> _The exercise_
Tally the lines holding the word "重大事態" and state the count by itself.

> _Dataset records_

+++++

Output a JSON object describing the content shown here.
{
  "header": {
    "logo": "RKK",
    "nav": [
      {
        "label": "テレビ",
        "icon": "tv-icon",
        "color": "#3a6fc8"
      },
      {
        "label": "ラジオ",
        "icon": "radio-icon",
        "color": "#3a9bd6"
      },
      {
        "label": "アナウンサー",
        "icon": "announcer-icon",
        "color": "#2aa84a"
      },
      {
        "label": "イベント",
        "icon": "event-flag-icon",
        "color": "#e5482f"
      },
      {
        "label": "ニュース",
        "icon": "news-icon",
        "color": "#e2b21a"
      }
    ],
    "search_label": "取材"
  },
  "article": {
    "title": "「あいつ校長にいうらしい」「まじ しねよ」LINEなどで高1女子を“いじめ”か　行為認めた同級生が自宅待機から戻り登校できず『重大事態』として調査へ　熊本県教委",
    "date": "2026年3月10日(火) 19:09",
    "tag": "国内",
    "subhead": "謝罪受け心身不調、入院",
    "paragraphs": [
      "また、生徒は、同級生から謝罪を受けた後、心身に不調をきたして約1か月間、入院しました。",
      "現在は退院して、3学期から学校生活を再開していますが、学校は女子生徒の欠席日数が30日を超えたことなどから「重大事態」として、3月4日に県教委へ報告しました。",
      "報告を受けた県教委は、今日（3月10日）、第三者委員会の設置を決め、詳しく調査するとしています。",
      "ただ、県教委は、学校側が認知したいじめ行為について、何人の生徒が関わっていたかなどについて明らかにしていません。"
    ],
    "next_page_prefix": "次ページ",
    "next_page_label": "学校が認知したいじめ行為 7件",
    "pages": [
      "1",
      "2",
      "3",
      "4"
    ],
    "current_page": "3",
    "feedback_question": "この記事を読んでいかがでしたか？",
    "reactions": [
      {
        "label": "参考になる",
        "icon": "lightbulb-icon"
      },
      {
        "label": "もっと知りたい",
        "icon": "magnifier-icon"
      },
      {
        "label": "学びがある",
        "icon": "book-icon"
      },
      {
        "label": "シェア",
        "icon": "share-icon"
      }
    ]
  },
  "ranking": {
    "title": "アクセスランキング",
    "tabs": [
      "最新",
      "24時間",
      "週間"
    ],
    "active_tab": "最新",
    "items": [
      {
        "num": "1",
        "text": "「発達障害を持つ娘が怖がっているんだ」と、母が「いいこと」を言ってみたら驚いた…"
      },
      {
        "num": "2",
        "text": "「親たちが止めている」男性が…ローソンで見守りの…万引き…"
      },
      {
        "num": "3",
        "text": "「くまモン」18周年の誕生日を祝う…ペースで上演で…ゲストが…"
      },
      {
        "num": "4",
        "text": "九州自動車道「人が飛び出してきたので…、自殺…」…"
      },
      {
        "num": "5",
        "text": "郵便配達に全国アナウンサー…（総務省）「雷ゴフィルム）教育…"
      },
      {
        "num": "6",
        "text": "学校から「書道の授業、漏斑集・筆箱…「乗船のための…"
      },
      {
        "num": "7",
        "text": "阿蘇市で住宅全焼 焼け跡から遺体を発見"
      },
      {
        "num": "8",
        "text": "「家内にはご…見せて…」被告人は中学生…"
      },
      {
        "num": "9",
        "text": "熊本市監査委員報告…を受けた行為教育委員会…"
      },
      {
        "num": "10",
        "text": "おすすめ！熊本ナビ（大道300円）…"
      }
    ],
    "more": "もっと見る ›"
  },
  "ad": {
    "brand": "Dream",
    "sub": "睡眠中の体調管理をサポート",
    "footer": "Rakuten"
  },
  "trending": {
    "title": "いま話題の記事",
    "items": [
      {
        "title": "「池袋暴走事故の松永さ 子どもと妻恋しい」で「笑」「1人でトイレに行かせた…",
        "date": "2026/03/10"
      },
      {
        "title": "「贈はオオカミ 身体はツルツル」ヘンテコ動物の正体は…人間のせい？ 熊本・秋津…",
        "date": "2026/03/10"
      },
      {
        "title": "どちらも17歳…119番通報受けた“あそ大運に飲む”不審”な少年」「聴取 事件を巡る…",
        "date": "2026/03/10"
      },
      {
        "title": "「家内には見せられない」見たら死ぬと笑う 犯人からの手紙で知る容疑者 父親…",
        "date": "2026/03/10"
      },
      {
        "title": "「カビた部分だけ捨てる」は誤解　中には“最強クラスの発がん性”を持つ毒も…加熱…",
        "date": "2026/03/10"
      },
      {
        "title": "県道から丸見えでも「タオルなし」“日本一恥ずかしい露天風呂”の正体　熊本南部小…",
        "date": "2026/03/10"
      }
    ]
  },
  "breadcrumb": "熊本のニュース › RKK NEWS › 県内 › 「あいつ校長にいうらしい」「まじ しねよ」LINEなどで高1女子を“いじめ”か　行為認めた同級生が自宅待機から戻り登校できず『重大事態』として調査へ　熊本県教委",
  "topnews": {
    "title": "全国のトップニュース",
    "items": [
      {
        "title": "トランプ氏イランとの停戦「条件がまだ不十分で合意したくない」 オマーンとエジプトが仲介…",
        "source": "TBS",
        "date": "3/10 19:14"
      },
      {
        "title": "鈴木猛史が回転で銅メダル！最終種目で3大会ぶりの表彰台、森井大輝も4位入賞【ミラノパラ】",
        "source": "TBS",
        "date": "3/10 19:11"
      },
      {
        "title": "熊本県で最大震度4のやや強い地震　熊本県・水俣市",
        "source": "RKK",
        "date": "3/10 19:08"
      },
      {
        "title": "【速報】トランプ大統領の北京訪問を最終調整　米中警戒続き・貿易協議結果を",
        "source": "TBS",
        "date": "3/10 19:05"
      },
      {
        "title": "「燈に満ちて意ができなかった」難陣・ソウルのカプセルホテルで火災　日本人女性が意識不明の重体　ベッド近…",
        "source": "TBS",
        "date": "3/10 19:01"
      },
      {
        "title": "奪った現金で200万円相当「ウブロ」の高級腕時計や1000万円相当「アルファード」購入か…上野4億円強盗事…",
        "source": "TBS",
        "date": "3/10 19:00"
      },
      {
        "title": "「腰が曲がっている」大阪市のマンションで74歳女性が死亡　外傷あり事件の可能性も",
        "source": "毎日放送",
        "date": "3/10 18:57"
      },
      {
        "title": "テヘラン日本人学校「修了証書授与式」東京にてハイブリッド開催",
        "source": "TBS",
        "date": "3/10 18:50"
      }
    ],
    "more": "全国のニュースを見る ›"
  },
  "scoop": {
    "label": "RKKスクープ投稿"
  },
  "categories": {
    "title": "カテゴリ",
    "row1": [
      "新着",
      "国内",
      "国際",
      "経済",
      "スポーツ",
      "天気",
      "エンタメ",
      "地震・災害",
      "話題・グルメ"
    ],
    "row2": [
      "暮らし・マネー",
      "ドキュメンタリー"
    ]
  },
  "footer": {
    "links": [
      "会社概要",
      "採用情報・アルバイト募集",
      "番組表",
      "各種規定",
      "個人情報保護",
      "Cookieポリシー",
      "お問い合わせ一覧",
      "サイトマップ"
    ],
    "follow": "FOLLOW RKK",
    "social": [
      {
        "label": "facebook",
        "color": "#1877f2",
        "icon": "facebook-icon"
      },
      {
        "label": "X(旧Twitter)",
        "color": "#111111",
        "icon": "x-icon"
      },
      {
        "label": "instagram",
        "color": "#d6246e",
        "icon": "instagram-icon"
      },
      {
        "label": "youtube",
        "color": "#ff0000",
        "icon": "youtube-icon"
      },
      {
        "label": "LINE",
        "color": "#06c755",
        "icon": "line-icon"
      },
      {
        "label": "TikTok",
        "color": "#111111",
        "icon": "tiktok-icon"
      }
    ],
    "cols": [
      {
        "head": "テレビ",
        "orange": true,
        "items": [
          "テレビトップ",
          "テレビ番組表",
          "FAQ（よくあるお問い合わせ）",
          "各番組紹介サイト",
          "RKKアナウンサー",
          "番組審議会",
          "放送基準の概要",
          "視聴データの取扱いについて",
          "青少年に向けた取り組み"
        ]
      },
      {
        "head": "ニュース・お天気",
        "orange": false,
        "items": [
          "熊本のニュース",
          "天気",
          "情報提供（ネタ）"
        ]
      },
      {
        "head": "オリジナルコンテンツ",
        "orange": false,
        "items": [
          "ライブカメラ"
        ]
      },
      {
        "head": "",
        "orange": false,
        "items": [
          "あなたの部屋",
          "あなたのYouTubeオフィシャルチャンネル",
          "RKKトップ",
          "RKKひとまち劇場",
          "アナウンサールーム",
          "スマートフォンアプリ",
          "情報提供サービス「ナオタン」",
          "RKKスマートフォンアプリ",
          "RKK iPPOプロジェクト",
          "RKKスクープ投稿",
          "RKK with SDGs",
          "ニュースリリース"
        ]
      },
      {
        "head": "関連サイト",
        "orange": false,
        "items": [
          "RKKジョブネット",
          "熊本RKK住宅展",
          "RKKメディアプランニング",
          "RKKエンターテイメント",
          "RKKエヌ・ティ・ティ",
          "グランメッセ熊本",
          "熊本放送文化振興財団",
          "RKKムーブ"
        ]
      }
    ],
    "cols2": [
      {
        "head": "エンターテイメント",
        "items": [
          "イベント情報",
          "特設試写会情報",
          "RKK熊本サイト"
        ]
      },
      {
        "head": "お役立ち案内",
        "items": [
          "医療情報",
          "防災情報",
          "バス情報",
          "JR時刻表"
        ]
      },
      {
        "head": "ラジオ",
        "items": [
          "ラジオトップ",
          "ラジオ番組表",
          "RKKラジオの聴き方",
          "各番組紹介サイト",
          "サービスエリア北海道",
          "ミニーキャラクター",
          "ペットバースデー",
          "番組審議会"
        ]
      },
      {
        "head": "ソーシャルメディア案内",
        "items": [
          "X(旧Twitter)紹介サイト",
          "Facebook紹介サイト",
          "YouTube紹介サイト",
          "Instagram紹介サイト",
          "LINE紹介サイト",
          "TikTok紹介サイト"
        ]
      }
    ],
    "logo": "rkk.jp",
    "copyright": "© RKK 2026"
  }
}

+++++

> _Output for this task_
3